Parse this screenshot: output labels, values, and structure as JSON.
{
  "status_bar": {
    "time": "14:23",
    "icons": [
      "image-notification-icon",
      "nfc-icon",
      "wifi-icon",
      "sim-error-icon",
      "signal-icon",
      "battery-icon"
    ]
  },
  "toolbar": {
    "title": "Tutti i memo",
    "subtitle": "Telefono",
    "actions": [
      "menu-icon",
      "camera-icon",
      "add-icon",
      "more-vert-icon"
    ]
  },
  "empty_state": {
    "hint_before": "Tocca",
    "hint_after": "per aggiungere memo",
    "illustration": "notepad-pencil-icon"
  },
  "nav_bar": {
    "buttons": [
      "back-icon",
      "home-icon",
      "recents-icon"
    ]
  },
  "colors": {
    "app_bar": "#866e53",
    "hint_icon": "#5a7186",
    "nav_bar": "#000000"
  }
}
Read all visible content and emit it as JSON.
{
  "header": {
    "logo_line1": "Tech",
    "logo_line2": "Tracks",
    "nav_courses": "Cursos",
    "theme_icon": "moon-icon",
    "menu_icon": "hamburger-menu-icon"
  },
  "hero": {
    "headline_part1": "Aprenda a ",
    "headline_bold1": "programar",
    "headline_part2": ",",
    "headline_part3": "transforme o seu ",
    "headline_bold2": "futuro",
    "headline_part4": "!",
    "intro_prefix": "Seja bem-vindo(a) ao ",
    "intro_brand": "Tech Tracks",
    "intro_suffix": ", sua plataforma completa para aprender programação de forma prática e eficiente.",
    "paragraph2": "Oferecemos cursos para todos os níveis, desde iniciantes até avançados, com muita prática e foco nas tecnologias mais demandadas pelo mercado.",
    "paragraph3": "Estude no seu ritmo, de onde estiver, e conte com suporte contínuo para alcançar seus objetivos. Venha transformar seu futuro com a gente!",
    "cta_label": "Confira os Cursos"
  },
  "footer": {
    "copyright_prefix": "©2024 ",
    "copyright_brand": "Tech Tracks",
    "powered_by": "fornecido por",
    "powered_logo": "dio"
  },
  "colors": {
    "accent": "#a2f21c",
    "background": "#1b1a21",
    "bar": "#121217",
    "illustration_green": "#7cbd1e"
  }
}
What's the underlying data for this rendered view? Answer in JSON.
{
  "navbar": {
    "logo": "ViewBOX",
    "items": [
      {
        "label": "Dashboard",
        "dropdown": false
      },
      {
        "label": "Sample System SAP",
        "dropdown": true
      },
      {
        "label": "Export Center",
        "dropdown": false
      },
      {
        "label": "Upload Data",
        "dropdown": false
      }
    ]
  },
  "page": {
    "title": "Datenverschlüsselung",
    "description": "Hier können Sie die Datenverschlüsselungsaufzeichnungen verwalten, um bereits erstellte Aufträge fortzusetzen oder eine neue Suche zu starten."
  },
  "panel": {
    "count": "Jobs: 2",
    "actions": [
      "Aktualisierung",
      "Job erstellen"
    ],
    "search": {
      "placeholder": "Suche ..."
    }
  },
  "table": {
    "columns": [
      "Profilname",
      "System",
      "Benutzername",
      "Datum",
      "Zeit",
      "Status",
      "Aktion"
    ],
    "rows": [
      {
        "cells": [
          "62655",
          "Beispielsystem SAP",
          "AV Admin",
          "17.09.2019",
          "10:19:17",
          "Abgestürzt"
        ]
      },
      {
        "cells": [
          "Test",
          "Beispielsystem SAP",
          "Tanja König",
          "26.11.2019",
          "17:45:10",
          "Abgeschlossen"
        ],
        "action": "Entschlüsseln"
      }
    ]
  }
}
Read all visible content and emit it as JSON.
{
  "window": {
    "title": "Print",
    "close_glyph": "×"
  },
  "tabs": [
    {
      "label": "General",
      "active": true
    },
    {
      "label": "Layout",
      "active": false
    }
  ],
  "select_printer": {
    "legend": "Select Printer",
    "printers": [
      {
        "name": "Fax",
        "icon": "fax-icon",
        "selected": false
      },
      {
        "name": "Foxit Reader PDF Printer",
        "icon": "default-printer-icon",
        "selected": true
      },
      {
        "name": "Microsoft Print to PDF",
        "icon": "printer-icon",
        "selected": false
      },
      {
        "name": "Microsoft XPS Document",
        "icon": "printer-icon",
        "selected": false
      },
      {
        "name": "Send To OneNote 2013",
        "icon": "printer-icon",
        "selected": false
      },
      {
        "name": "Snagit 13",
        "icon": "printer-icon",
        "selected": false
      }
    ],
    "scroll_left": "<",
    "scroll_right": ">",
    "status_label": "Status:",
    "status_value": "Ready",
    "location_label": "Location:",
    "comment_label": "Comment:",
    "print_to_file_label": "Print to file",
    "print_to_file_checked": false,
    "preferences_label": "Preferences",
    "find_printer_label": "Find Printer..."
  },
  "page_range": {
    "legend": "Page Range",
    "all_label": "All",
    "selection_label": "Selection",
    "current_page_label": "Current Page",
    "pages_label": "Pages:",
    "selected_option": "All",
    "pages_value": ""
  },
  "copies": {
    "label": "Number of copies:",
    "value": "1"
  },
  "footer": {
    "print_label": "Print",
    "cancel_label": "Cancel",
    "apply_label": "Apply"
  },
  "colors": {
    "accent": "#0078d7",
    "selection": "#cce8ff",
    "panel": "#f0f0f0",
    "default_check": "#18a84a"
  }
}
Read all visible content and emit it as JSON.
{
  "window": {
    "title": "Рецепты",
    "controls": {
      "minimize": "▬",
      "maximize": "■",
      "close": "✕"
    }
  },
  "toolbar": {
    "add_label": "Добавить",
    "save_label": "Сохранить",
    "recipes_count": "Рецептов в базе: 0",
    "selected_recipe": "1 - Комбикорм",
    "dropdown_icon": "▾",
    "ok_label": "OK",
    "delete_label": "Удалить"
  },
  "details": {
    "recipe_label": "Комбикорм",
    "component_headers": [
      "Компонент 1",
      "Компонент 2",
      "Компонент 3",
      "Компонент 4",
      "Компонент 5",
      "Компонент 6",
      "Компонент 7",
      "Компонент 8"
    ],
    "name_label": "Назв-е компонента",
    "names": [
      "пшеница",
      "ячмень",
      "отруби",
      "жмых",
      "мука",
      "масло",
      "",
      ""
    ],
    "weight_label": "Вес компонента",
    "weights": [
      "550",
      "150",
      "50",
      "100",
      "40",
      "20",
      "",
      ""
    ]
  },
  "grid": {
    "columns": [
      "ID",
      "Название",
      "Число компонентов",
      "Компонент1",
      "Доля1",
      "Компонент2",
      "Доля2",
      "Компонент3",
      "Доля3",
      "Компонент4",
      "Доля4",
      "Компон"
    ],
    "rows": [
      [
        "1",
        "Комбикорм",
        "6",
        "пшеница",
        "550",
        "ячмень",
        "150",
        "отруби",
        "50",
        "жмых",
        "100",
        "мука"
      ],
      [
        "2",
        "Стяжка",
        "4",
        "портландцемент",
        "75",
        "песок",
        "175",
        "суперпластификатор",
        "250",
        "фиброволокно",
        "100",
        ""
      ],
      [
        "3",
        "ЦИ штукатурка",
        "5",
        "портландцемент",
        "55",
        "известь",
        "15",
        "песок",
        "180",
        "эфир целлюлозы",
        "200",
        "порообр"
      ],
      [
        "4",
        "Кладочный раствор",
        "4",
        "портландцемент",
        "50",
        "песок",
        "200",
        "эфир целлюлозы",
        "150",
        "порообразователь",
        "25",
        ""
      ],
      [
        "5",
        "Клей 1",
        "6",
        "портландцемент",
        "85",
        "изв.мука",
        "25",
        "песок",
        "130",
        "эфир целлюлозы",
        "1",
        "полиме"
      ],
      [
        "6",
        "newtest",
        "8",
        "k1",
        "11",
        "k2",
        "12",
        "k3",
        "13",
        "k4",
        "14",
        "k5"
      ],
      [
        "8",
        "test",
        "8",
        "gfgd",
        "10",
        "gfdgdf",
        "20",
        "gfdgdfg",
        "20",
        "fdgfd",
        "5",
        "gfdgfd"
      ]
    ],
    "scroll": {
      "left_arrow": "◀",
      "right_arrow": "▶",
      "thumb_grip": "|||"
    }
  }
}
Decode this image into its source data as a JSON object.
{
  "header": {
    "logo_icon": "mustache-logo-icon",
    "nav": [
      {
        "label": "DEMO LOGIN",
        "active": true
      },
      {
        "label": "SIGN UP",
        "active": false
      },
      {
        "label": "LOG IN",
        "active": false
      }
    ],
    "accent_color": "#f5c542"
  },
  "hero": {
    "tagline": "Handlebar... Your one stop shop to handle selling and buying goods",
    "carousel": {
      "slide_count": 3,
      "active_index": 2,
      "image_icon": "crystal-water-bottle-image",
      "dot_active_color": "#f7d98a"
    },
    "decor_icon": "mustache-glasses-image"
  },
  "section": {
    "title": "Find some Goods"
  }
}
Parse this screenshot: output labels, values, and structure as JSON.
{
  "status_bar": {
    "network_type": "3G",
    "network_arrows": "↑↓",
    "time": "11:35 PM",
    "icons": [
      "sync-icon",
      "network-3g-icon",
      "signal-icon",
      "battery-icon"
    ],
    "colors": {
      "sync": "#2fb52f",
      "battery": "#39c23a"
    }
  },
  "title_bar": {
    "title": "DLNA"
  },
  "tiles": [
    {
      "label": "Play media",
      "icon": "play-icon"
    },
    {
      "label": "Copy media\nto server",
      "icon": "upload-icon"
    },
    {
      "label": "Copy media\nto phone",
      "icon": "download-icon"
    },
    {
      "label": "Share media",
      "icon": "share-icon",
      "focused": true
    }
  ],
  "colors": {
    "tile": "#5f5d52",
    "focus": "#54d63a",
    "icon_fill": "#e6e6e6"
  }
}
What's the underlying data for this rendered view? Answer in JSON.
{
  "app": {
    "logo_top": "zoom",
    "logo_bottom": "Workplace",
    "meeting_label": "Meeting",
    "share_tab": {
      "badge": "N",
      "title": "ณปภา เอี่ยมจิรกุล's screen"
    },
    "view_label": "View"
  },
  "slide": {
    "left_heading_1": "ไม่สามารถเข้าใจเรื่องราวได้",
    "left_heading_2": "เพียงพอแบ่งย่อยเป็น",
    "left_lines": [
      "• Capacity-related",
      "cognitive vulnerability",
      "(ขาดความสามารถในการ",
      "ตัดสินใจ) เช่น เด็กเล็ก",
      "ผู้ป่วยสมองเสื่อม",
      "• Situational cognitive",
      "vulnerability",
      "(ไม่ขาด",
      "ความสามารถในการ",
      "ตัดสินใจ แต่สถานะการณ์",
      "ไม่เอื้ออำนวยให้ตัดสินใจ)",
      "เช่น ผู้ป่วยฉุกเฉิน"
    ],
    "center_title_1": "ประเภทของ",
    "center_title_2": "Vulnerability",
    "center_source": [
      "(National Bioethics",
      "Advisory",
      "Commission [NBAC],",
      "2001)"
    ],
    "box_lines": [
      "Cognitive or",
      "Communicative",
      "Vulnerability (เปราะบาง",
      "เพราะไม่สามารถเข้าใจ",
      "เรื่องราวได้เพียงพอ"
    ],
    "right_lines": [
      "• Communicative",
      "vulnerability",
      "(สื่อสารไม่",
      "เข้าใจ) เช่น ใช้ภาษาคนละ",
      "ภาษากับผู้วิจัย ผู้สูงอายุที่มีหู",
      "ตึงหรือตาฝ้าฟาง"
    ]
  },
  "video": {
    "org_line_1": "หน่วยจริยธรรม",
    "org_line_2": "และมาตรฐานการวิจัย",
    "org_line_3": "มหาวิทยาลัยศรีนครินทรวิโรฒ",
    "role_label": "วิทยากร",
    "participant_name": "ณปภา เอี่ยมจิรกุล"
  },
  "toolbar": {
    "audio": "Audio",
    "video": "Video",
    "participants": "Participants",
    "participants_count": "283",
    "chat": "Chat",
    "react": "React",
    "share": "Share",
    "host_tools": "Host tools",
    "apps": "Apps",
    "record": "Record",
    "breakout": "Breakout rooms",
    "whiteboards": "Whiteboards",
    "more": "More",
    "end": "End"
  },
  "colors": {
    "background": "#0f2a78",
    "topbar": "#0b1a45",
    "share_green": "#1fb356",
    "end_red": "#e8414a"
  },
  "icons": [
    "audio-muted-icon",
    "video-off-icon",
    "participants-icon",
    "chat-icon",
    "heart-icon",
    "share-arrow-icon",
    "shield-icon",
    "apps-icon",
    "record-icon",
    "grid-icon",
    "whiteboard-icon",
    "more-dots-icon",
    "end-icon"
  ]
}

=== TASK REQUIREMENTS ===
Copy down every line of the entries containing the word "futuro".

=== OUTPUT BELOW ===
    "headline_bold2": "futuro",
    "paragraph3": "Estude no seu ritmo, de onde estiver, e conte com suporte contínuo para alcançar seus objetivos. Venha transformar seu futuro com a gente!",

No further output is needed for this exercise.